EXCERPT TO READ
▬▬▬▬▬▬

SCHOLARLY COMMUNICATION ISSUES
A
NEWSLETTER FOR THE UIUC COMMUNITY
Issue
No. 22
July 5, 2002
Paula
Kaufman, University Librarian
Editor
Editor’s note:
Two important reports are about to be released to their respective communities.
Because discussions of each are likely to engender much controversy, I have
devoted this issue to lengthier-than-usual discussions of both. Regular form of
reporting will resume with the next issue, scheduled for publication in early
August.
MLA
REPORT ON THE FUTURE OF SCHOLARLY PUBLISHING
The
president of the Modern Language Association, Stephen Greenblatt, recently sent
a letter to all MLA members encouraging them to discuss within their departments
issues in scholarly communication that are affecting the ability of junior
faculty in the humanities to meet rising expectations for tenure. Greenblatt
identifies a number of issues: inadequate support for both library and
university press budgets, library decrease in purchases of monographs as a
result of skyrocketing STM journal prices, severe financial losses by presses as
a result of lost library sales and a general decline in the book market, and the
resultant cutback by university presses in the publication of works in some
areas of language and literature. He concludes that the careers of young
scholars are in jeopardy and he asks departments to consider whether books and
more of them are the only way to judge scholarly achievement. The letter is
based on a report by the MLA Ad Hoc Committee on the Future of Scholarly
Publishing and asks MLA members for suggestions on actions MLA and modern
language and literature departments might take to help ease the situation. From
Greenblatt’s letter:
Some
junior faculty members who will be reviewed for tenure in this academic year are
anxiously waiting to hear from various university presses. These faculty
members find themselves in a maddening double bind. They face a challenge —
under inflexible time constraints and with very high stakes — that many of them
may be unable to meeting successfully, no matter how strong or serious their
scholarly achievement, because academic presses simply cannot afford to publish
their books. The situation is difficult for those in English and even more
difficult for those in foreign languages.

▬▬▬▬▬▬

RECORDED DATA
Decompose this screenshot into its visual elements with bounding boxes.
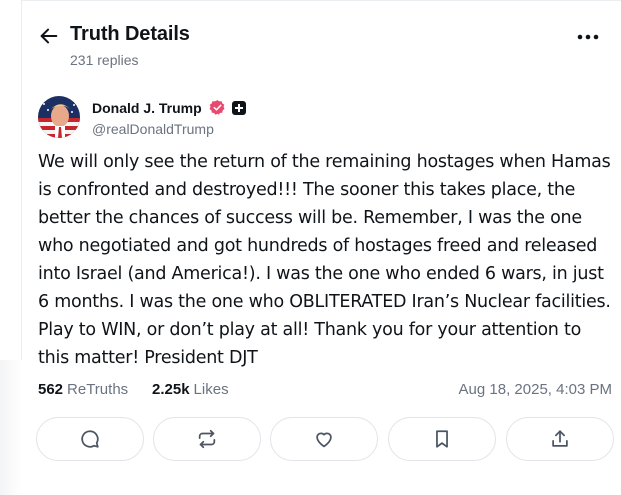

▬▬▬▬▬▬

SET OF TASKS
**A.** Reproduce the passage of the scholarly communication newsletter starting with "SCHOLARLY COMMUNICATION ISSUES" and going on through "their respective communities.".
**B.** Answer these questions from the scholarly communication newsletter:
(i) What issue number does it carry?
(ii) Who is named as president of the Modern Language Association?
(iii) When is the next issue scheduled for publication?

THE RESPONSES
**A.**
SCHOLARLY COMMUNICATION ISSUES
A
NEWSLETTER FOR THE UIUC COMMUNITY
Issue
No. 22
July 5, 2002
Paula
Kaufman, University Librarian
Editor
Editor’s note:
Two important reports are about to be released to their respective communities.

**B.**
(i) No. 22
(ii) Stephen Greenblatt
(iii) Early August